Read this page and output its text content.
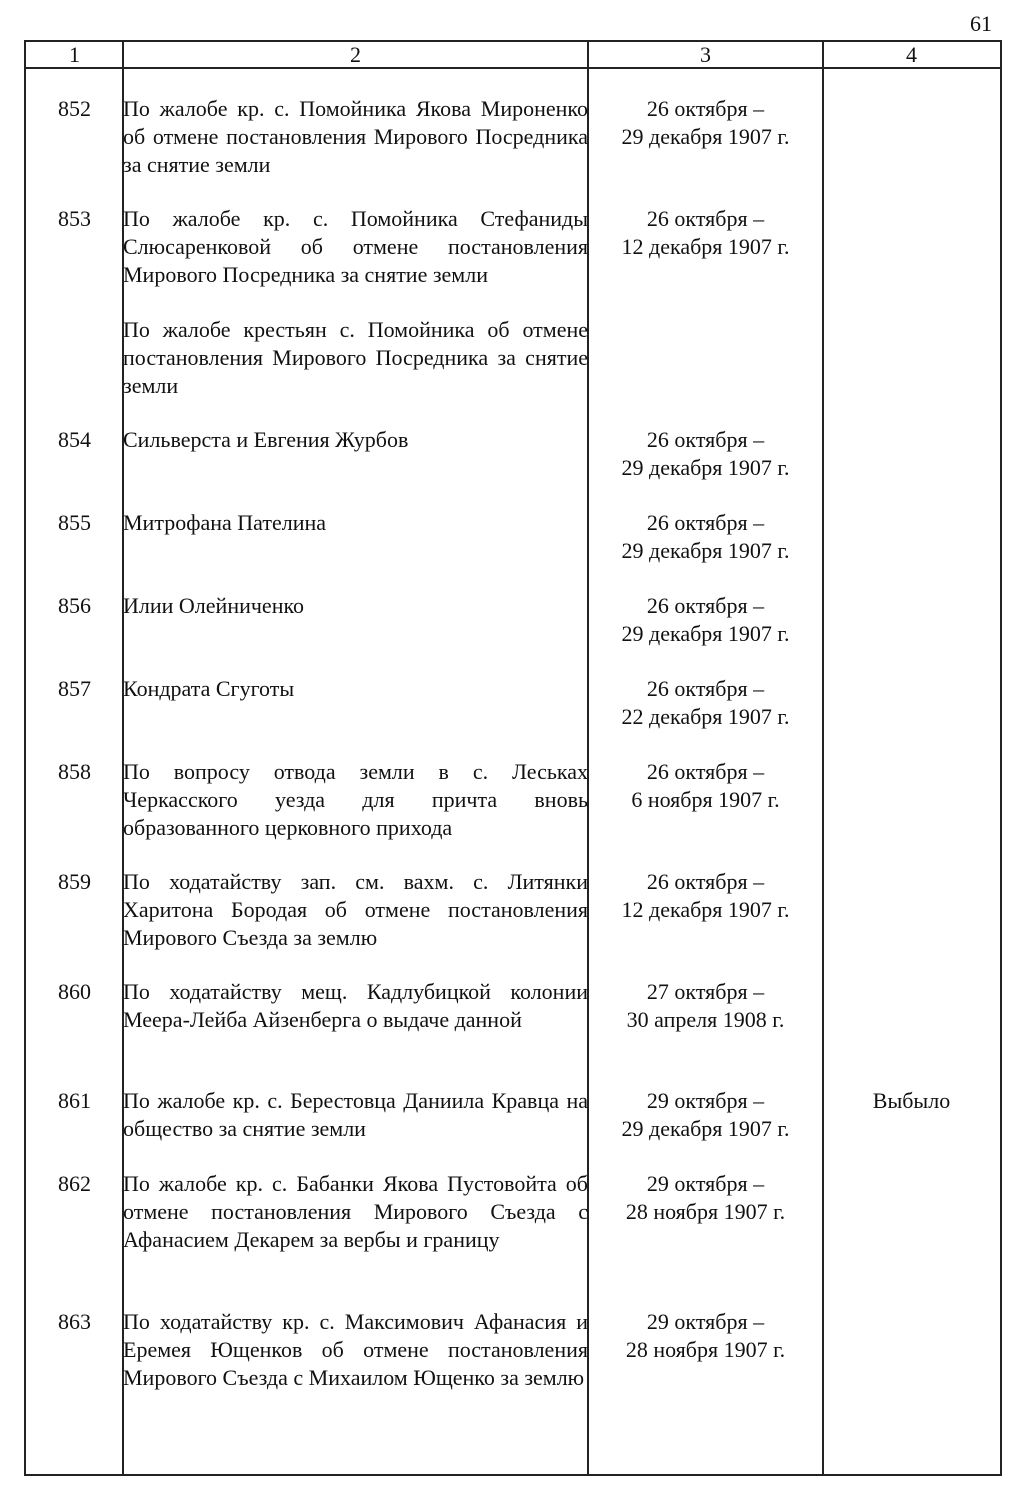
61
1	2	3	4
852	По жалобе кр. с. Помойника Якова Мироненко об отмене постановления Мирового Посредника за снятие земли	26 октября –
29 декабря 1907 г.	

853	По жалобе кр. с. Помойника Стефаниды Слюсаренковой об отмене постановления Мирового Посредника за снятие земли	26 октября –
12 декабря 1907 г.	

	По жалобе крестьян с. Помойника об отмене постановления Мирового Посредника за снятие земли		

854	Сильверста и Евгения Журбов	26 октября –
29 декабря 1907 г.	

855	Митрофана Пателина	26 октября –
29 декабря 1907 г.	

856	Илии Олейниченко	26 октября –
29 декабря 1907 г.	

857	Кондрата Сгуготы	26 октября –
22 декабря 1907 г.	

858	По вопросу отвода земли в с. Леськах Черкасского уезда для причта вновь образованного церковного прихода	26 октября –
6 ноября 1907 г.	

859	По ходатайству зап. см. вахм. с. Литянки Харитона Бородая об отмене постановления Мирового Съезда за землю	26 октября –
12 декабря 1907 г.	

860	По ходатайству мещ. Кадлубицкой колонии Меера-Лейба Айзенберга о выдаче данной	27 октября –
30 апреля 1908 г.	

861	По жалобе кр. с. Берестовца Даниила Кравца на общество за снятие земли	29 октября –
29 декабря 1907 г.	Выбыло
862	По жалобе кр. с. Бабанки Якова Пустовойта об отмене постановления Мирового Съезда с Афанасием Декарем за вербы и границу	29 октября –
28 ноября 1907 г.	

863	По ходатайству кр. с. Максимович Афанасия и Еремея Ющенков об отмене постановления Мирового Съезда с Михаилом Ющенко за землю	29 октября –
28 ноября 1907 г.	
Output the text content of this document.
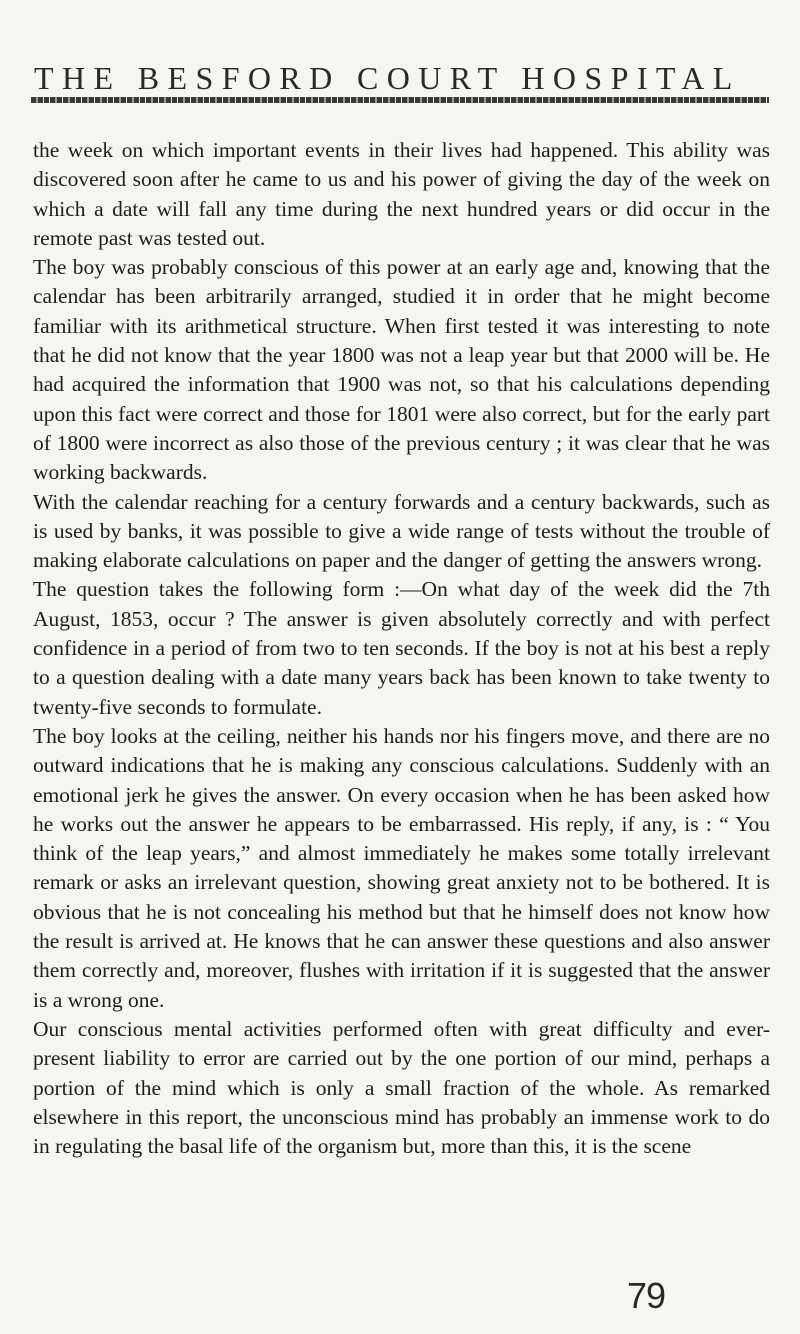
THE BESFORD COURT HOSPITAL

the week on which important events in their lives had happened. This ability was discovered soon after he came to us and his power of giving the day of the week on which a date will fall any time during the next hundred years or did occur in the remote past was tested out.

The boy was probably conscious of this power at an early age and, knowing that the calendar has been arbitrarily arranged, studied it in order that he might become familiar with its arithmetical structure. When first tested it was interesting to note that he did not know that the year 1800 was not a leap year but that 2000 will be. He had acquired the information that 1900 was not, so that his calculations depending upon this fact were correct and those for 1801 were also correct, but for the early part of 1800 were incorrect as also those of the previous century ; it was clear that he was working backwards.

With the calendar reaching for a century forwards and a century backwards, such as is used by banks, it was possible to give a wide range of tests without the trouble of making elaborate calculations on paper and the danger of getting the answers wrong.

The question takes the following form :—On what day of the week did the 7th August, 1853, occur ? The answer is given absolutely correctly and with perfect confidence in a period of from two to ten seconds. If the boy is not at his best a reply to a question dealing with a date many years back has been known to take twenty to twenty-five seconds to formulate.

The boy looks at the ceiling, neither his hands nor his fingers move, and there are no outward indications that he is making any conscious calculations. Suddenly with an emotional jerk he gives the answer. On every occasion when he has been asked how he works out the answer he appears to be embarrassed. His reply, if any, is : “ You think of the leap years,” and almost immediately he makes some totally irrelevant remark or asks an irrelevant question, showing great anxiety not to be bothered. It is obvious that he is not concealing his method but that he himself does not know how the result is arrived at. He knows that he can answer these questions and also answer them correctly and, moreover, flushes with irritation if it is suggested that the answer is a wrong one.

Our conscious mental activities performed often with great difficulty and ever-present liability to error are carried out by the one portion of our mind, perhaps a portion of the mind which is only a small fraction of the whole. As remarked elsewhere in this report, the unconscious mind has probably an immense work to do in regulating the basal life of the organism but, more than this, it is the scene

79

GIVEN REQUEST: Give every line back word for word and leave the pictures out.

THE REPLY:
Read this page and output its text content.
61
1	2	3	4
852	По жалобе кр. с. Помойника Якова Мироненко об отмене постановления Мирового Посредника за снятие земли	26 октября –
29 декабря 1907 г.	

853	По жалобе кр. с. Помойника Стефаниды Слюсаренковой об отмене постановления Мирового Посредника за снятие земли	26 октября –
12 декабря 1907 г.	

	По жалобе крестьян с. Помойника об отмене постановления Мирового Посредника за снятие земли		

854	Сильверста и Евгения Журбов	26 октября –
29 декабря 1907 г.	

855	Митрофана Пателина	26 октября –
29 декабря 1907 г.	

856	Илии Олейниченко	26 октября –
29 декабря 1907 г.	

857	Кондрата Сгуготы	26 октября –
22 декабря 1907 г.	

858	По вопросу отвода земли в с. Леськах Черкасского уезда для причта вновь образованного церковного прихода	26 октября –
6 ноября 1907 г.	

859	По ходатайству зап. см. вахм. с. Литянки Харитона Бородая об отмене постановления Мирового Съезда за землю	26 октября –
12 декабря 1907 г.	

860	По ходатайству мещ. Кадлубицкой колонии Меера-Лейба Айзенберга о выдаче данной	27 октября –
30 апреля 1908 г.	

861	По жалобе кр. с. Берестовца Даниила Кравца на общество за снятие земли	29 октября –
29 декабря 1907 г.	Выбыло
862	По жалобе кр. с. Бабанки Якова Пустовойта об отмене постановления Мирового Съезда с Афанасием Декарем за вербы и границу	29 октября –
28 ноября 1907 г.	

863	По ходатайству кр. с. Максимович Афанасия и Еремея Ющенков об отмене постановления Мирового Съезда с Михаилом Ющенко за землю	29 октября –
28 ноября 1907 г.	
Output the text content of this document.
THE BESFORD COURT HOSPITAL

the week on which important events in their lives had happened. This ability was discovered soon after he came to us and his power of giving the day of the week on which a date will fall any time during the next hundred years or did occur in the remote past was tested out.

The boy was probably conscious of this power at an early age and, knowing that the calendar has been arbitrarily arranged, studied it in order that he might become familiar with its arithmetical structure. When first tested it was interesting to note that he did not know that the year 1800 was not a leap year but that 2000 will be. He had acquired the information that 1900 was not, so that his calculations depending upon this fact were correct and those for 1801 were also correct, but for the early part of 1800 were incorrect as also those of the previous century ; it was clear that he was working backwards.

With the calendar reaching for a century forwards and a century backwards, such as is used by banks, it was possible to give a wide range of tests without the trouble of making elaborate calculations on paper and the danger of getting the answers wrong.

The question takes the following form :—On what day of the week did the 7th August, 1853, occur ? The answer is given absolutely correctly and with perfect confidence in a period of from two to ten seconds. If the boy is not at his best a reply to a question dealing with a date many years back has been known to take twenty to twenty-five seconds to formulate.

The boy looks at the ceiling, neither his hands nor his fingers move, and there are no outward indications that he is making any conscious calculations. Suddenly with an emotional jerk he gives the answer. On every occasion when he has been asked how he works out the answer he appears to be embarrassed. His reply, if any, is : “ You think of the leap years,” and almost immediately he makes some totally irrelevant remark or asks an irrelevant question, showing great anxiety not to be bothered. It is obvious that he is not concealing his method but that he himself does not know how the result is arrived at. He knows that he can answer these questions and also answer them correctly and, moreover, flushes with irritation if it is suggested that the answer is a wrong one.

Our conscious mental activities performed often with great difficulty and ever-present liability to error are carried out by the one portion of our mind, perhaps a portion of the mind which is only a small fraction of the whole. As remarked elsewhere in this report, the unconscious mind has probably an immense work to do in regulating the basal life of the organism but, more than this, it is the scene

79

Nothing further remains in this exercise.